DESCRIPTION OF THE TASK: Rewrite these lines, changing each "bar-value-label" to "value-tag" and leaving everything else untouched.

INFORMATION SUPPLIED:
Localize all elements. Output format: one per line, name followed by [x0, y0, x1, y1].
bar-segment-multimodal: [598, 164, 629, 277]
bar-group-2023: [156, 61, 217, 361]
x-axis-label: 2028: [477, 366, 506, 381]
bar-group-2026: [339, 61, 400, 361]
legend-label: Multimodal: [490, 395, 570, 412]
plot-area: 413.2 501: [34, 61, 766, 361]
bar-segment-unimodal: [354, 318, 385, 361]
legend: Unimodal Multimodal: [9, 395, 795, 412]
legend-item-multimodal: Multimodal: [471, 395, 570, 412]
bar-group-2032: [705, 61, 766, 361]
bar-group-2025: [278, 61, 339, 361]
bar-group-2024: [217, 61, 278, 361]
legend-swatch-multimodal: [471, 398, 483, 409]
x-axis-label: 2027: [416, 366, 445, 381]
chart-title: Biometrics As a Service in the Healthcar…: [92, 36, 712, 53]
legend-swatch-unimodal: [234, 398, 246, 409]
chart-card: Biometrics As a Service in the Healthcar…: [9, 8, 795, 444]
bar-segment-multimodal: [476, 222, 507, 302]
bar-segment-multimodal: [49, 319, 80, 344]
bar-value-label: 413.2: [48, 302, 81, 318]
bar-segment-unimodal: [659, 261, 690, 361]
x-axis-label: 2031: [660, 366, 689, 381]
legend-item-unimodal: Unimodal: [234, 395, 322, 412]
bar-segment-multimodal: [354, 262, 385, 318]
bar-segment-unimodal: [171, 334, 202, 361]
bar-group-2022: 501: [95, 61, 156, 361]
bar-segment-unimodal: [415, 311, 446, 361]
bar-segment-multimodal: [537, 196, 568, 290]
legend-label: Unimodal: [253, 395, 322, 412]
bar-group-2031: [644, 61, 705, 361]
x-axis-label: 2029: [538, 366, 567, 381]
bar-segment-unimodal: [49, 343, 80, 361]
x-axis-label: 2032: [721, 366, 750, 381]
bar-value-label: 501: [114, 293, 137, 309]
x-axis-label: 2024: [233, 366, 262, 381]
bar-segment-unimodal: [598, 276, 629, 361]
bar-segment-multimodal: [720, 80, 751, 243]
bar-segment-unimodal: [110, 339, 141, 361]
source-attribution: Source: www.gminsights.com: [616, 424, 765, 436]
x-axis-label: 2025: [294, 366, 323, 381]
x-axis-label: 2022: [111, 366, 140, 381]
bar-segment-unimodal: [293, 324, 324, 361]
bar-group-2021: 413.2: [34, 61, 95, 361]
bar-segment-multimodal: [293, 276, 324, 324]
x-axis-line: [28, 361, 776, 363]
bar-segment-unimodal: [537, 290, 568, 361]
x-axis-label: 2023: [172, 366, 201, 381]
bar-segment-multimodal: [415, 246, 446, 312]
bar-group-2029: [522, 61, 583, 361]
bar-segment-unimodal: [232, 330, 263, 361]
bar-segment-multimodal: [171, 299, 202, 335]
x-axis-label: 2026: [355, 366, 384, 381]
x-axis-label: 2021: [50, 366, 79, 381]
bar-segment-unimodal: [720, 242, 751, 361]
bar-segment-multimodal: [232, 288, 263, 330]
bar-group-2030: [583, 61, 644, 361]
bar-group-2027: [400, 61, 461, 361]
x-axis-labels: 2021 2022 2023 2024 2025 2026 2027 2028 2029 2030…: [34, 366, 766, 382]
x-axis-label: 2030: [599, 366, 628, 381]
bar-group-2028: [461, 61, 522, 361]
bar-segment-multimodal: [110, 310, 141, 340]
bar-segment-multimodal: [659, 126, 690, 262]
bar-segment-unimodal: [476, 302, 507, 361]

EXERCISE RESULT:
Localize all elements. Output format: one per line, name followed by [x0, y0, x1, y1].
bar-segment-multimodal: [598, 164, 629, 277]
bar-group-2023: [156, 61, 217, 361]
x-axis-label: 2028: [477, 366, 506, 381]
bar-group-2026: [339, 61, 400, 361]
legend-label: Multimodal: [490, 395, 570, 412]
plot-area: 413.2 501: [34, 61, 766, 361]
bar-segment-unimodal: [354, 318, 385, 361]
legend: Unimodal Multimodal: [9, 395, 795, 412]
legend-item-multimodal: Multimodal: [471, 395, 570, 412]
bar-group-2032: [705, 61, 766, 361]
bar-group-2025: [278, 61, 339, 361]
bar-group-2024: [217, 61, 278, 361]
legend-swatch-multimodal: [471, 398, 483, 409]
x-axis-label: 2027: [416, 366, 445, 381]
chart-title: Biometrics As a Service in the Healthcar…: [92, 36, 712, 53]
legend-swatch-unimodal: [234, 398, 246, 409]
chart-card: Biometrics As a Service in the Healthcar…: [9, 8, 795, 444]
bar-segment-multimodal: [476, 222, 507, 302]
bar-segment-multimodal: [49, 319, 80, 344]
value-tag: 413.2: [48, 302, 81, 318]
bar-segment-unimodal: [659, 261, 690, 361]
x-axis-label: 2031: [660, 366, 689, 381]
legend-item-unimodal: Unimodal: [234, 395, 322, 412]
bar-segment-multimodal: [354, 262, 385, 318]
bar-segment-unimodal: [171, 334, 202, 361]
bar-group-2022: 501: [95, 61, 156, 361]
bar-segment-unimodal: [415, 311, 446, 361]
bar-segment-multimodal: [537, 196, 568, 290]
legend-label: Unimodal: [253, 395, 322, 412]
bar-group-2031: [644, 61, 705, 361]
x-axis-label: 2029: [538, 366, 567, 381]
bar-segment-unimodal: [49, 343, 80, 361]
x-axis-label: 2032: [721, 366, 750, 381]
value-tag: 501: [114, 293, 137, 309]
x-axis-label: 2024: [233, 366, 262, 381]
bar-segment-unimodal: [598, 276, 629, 361]
bar-segment-multimodal: [720, 80, 751, 243]
bar-segment-unimodal: [110, 339, 141, 361]
source-attribution: Source: www.gminsights.com: [616, 424, 765, 436]
x-axis-label: 2025: [294, 366, 323, 381]
x-axis-label: 2022: [111, 366, 140, 381]
bar-segment-unimodal: [293, 324, 324, 361]
bar-group-2021: 413.2: [34, 61, 95, 361]
bar-segment-multimodal: [293, 276, 324, 324]
x-axis-line: [28, 361, 776, 363]
bar-segment-unimodal: [537, 290, 568, 361]
x-axis-label: 2023: [172, 366, 201, 381]
bar-segment-multimodal: [415, 246, 446, 312]
bar-group-2029: [522, 61, 583, 361]
bar-segment-unimodal: [232, 330, 263, 361]
bar-segment-multimodal: [171, 299, 202, 335]
x-axis-label: 2026: [355, 366, 384, 381]
x-axis-label: 2021: [50, 366, 79, 381]
bar-segment-unimodal: [720, 242, 751, 361]
bar-segment-multimodal: [232, 288, 263, 330]
bar-group-2030: [583, 61, 644, 361]
bar-group-2027: [400, 61, 461, 361]
x-axis-labels: 2021 2022 2023 2024 2025 2026 2027 2028 2029 2030…: [34, 366, 766, 382]
x-axis-label: 2030: [599, 366, 628, 381]
bar-group-2028: [461, 61, 522, 361]
bar-segment-multimodal: [110, 310, 141, 340]
bar-segment-multimodal: [659, 126, 690, 262]
bar-segment-unimodal: [476, 302, 507, 361]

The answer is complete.